_What is being asked_:
Every entry must be repeated exactly. Exclude all pictures.

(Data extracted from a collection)
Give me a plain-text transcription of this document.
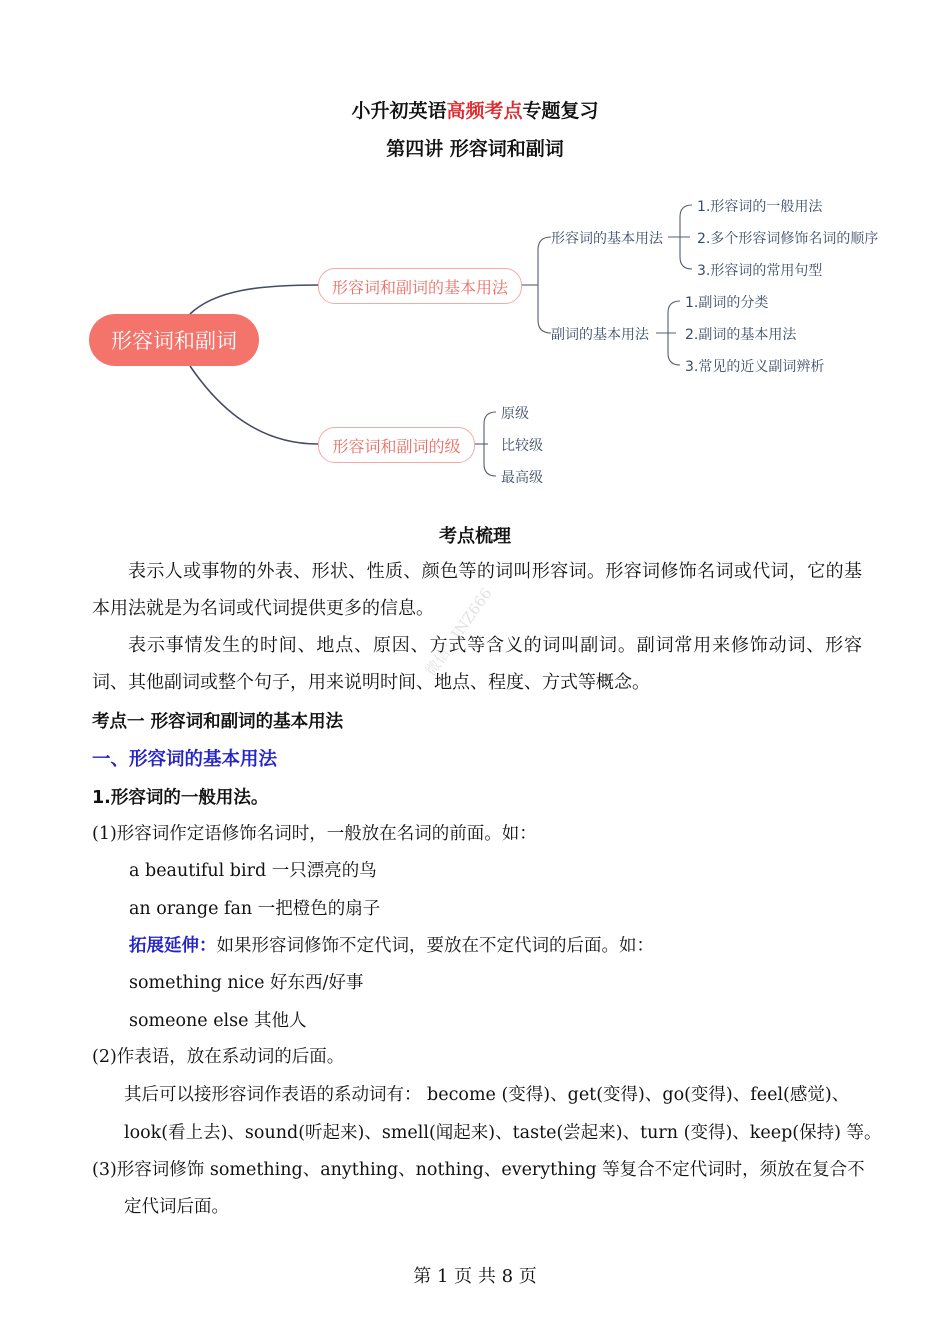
小升初英语高频考点专题复习
第四讲 形容词和副词
形容词和副词
形容词和副词的基本用法
形容词和副词的级
形容词的基本用法
副词的基本用法
1.形容词的一般用法
2.多个形容词修饰名词的顺序
3.形容词的常用句型
1.副词的分类
2.副词的基本用法
3.常见的近义副词辨析
原级
比较级
最高级
考点梳理
表示人或事物的外表、形状、性质、颜色等的词叫形容词。形容词修饰名词或代词，它的基本用法就是为名词或代词提供更多的信息。
表示事情发生的时间、地点、原因、方式等含义的词叫副词。副词常用来修饰动词、形容词、其他副词或整个句子，用来说明时间、地点、程度、方式等概念。
考点一 形容词和副词的基本用法
一、形容词的基本用法
1.形容词的一般用法。
(1)形容词作定语修饰名词时，一般放在名词的前面。如：
a beautiful bird 一只漂亮的鸟
an orange fan 一把橙色的扇子
拓展延伸：如果形容词修饰不定代词，要放在不定代词的后面。如：
something nice 好东西/好事
someone else 其他人
(2)作表语，放在系动词的后面。
其后可以接形容词作表语的系动词有： become (变得)、get(变得)、go(变得)、feel(感觉)、
look(看上去)、sound(听起来)、smell(闻起来)、taste(尝起来)、turn (变得)、keep(保持) 等。
(3)形容词修饰 something、anything、nothing、everything 等复合不定代词时，须放在复合不
定代词后面。
微信：JNZ666
第 1 页 共 8 页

_Complete answer_:
Give me a plain-text transcription of this document.
小升初英语高频考点专题复习
第四讲 形容词和副词
形容词和副词
形容词和副词的基本用法
形容词和副词的级
形容词的基本用法
副词的基本用法
1.形容词的一般用法
2.多个形容词修饰名词的顺序
3.形容词的常用句型
1.副词的分类
2.副词的基本用法
3.常见的近义副词辨析
原级
比较级
最高级
考点梳理
表示人或事物的外表、形状、性质、颜色等的词叫形容词。形容词修饰名词或代词，它的基本用法就是为名词或代词提供更多的信息。
表示事情发生的时间、地点、原因、方式等含义的词叫副词。副词常用来修饰动词、形容词、其他副词或整个句子，用来说明时间、地点、程度、方式等概念。
考点一 形容词和副词的基本用法
一、形容词的基本用法
1.形容词的一般用法。
(1)形容词作定语修饰名词时，一般放在名词的前面。如：
a beautiful bird 一只漂亮的鸟
an orange fan 一把橙色的扇子
拓展延伸：如果形容词修饰不定代词，要放在不定代词的后面。如：
something nice 好东西/好事
someone else 其他人
(2)作表语，放在系动词的后面。
其后可以接形容词作表语的系动词有： become (变得)、get(变得)、go(变得)、feel(感觉)、
look(看上去)、sound(听起来)、smell(闻起来)、taste(尝起来)、turn (变得)、keep(保持) 等。
(3)形容词修饰 something、anything、nothing、everything 等复合不定代词时，须放在复合不
定代词后面。
微信：JNZ666
第 1 页 共 8 页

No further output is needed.